**Problem to solve**
Pictures should be excluded; otherwise, copy every entry exactly.

Collection entries
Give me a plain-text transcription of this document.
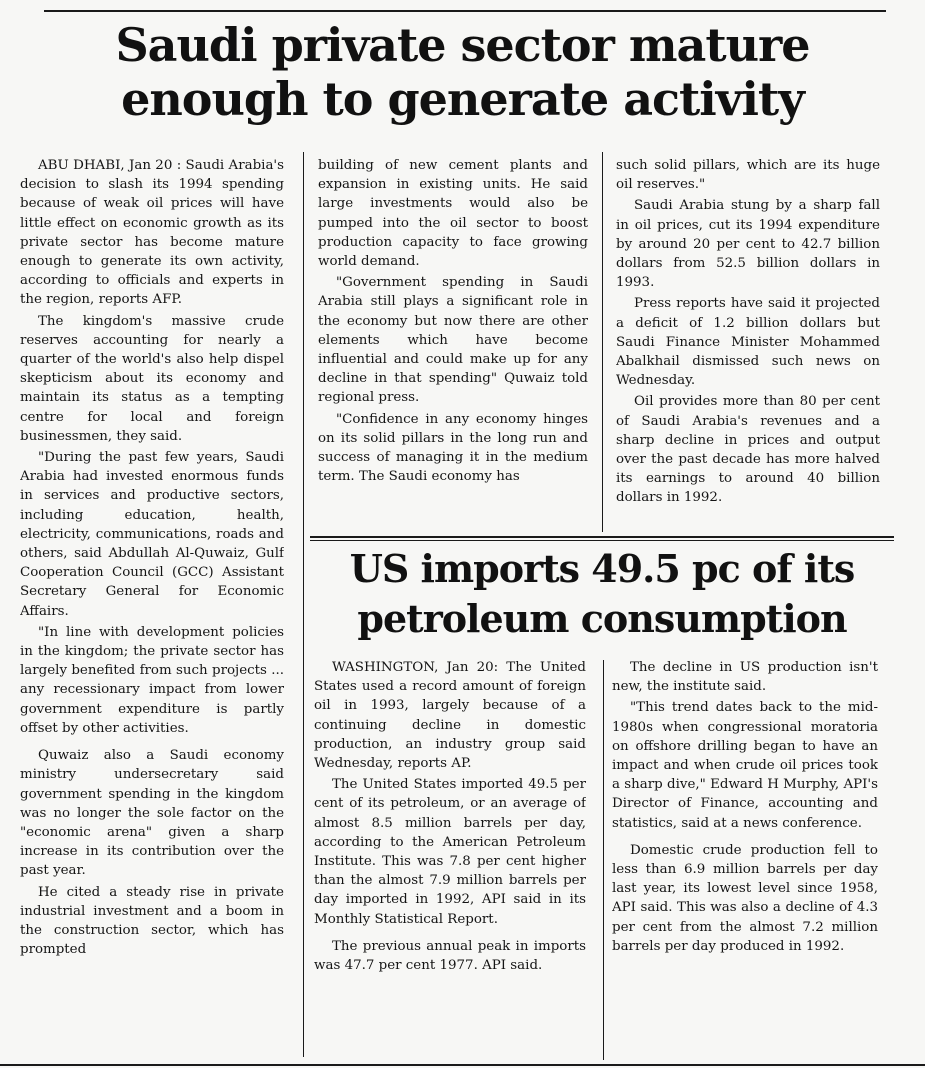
Saudi private sector mature
enough to generate activity

ABU DHABI, Jan 20 : Saudi Arabia's decision to slash its 1994 spending because of weak oil prices will have little effect on economic growth as its private sector has become mature enough to generate its own activity, according to officials and experts in the region, reports AFP.

The kingdom's massive crude reserves accounting for nearly a quarter of the world's also help dispel skepticism about its economy and maintain its status as a tempting centre for local and foreign businessmen, they said.

"During the past few years, Saudi Arabia had invested enormous funds in services and productive sectors, including education, health, electricity, communications, roads and others, said Abdullah Al-Quwaiz, Gulf Cooperation Council (GCC) Assistant Secretary General for Economic Affairs.

"In line with development policies in the kingdom; the private sector has largely benefited from such projects ... any recessionary impact from lower government expenditure is partly offset by other activities.

Quwaiz also a Saudi economy ministry undersecretary said government spending in the kingdom was no longer the sole factor on the "economic arena" given a sharp increase in its contribution over the past year.

He cited a steady rise in private industrial investment and a boom in the construction sector, which has prompted

building of new cement plants and expansion in existing units. He said large investments would also be pumped into the oil sector to boost production capacity to face growing world demand.

"Government spending in Saudi Arabia still plays a significant role in the economy but now there are other elements which have become influential and could make up for any decline in that spending" Quwaiz told regional press.

"Confidence in any economy hinges on its solid pillars in the long run and success of managing it in the medium term. The Saudi economy has

such solid pillars, which are its huge oil reserves."

Saudi Arabia stung by a sharp fall in oil prices, cut its 1994 expenditure by around 20 per cent to 42.7 billion dollars from 52.5 billion dollars in 1993.

Press reports have said it projected a deficit of 1.2 billion dollars but Saudi Finance Minister Mohammed Abalkhail dismissed such news on Wednesday.

Oil provides more than 80 per cent of Saudi Arabia's revenues and a sharp decline in prices and output over the past decade has more halved its earnings to around 40 billion dollars in 1992.

US imports 49.5 pc of its
petroleum consumption

WASHINGTON, Jan 20: The United States used a record amount of foreign oil in 1993, largely because of a continuing decline in domestic production, an industry group said Wednesday, reports AP.

The United States imported 49.5 per cent of its petroleum, or an average of almost 8.5 million barrels per day, according to the American Petroleum Institute. This was 7.8 per cent higher than the almost 7.9 million barrels per day imported in 1992, API said in its Monthly Statistical Report.

The previous annual peak in imports was 47.7 per cent 1977. API said.

The decline in US production isn't new, the institute said.

"This trend dates back to the mid-1980s when congressional moratoria on offshore drilling began to have an impact and when crude oil prices took a sharp dive," Edward H Murphy, API's Director of Finance, accounting and statistics, said at a news conference.

Domestic crude production fell to less than 6.9 million barrels per day last year, its lowest level since 1958, API said. This was also a decline of 4.3 per cent from the almost 7.2 million barrels per day produced in 1992.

**Exercise response**
Give me a plain-text transcription of this document.
Saudi private sector mature
enough to generate activity

ABU DHABI, Jan 20 : Saudi Arabia's decision to slash its 1994 spending because of weak oil prices will have little effect on economic growth as its private sector has become mature enough to generate its own activity, according to officials and experts in the region, reports AFP.

The kingdom's massive crude reserves accounting for nearly a quarter of the world's also help dispel skepticism about its economy and maintain its status as a tempting centre for local and foreign businessmen, they said.

"During the past few years, Saudi Arabia had invested enormous funds in services and productive sectors, including education, health, electricity, communications, roads and others, said Abdullah Al-Quwaiz, Gulf Cooperation Council (GCC) Assistant Secretary General for Economic Affairs.

"In line with development policies in the kingdom; the private sector has largely benefited from such projects ... any recessionary impact from lower government expenditure is partly offset by other activities.

Quwaiz also a Saudi economy ministry undersecretary said government spending in the kingdom was no longer the sole factor on the "economic arena" given a sharp increase in its contribution over the past year.

He cited a steady rise in private industrial investment and a boom in the construction sector, which has prompted

building of new cement plants and expansion in existing units. He said large investments would also be pumped into the oil sector to boost production capacity to face growing world demand.

"Government spending in Saudi Arabia still plays a significant role in the economy but now there are other elements which have become influential and could make up for any decline in that spending" Quwaiz told regional press.

"Confidence in any economy hinges on its solid pillars in the long run and success of managing it in the medium term. The Saudi economy has

such solid pillars, which are its huge oil reserves."

Saudi Arabia stung by a sharp fall in oil prices, cut its 1994 expenditure by around 20 per cent to 42.7 billion dollars from 52.5 billion dollars in 1993.

Press reports have said it projected a deficit of 1.2 billion dollars but Saudi Finance Minister Mohammed Abalkhail dismissed such news on Wednesday.

Oil provides more than 80 per cent of Saudi Arabia's revenues and a sharp decline in prices and output over the past decade has more halved its earnings to around 40 billion dollars in 1992.

US imports 49.5 pc of its
petroleum consumption

WASHINGTON, Jan 20: The United States used a record amount of foreign oil in 1993, largely because of a continuing decline in domestic production, an industry group said Wednesday, reports AP.

The United States imported 49.5 per cent of its petroleum, or an average of almost 8.5 million barrels per day, according to the American Petroleum Institute. This was 7.8 per cent higher than the almost 7.9 million barrels per day imported in 1992, API said in its Monthly Statistical Report.

The previous annual peak in imports was 47.7 per cent 1977. API said.

The decline in US production isn't new, the institute said.

"This trend dates back to the mid-1980s when congressional moratoria on offshore drilling began to have an impact and when crude oil prices took a sharp dive," Edward H Murphy, API's Director of Finance, accounting and statistics, said at a news conference.

Domestic crude production fell to less than 6.9 million barrels per day last year, its lowest level since 1958, API said. This was also a decline of 4.3 per cent from the almost 7.2 million barrels per day produced in 1992.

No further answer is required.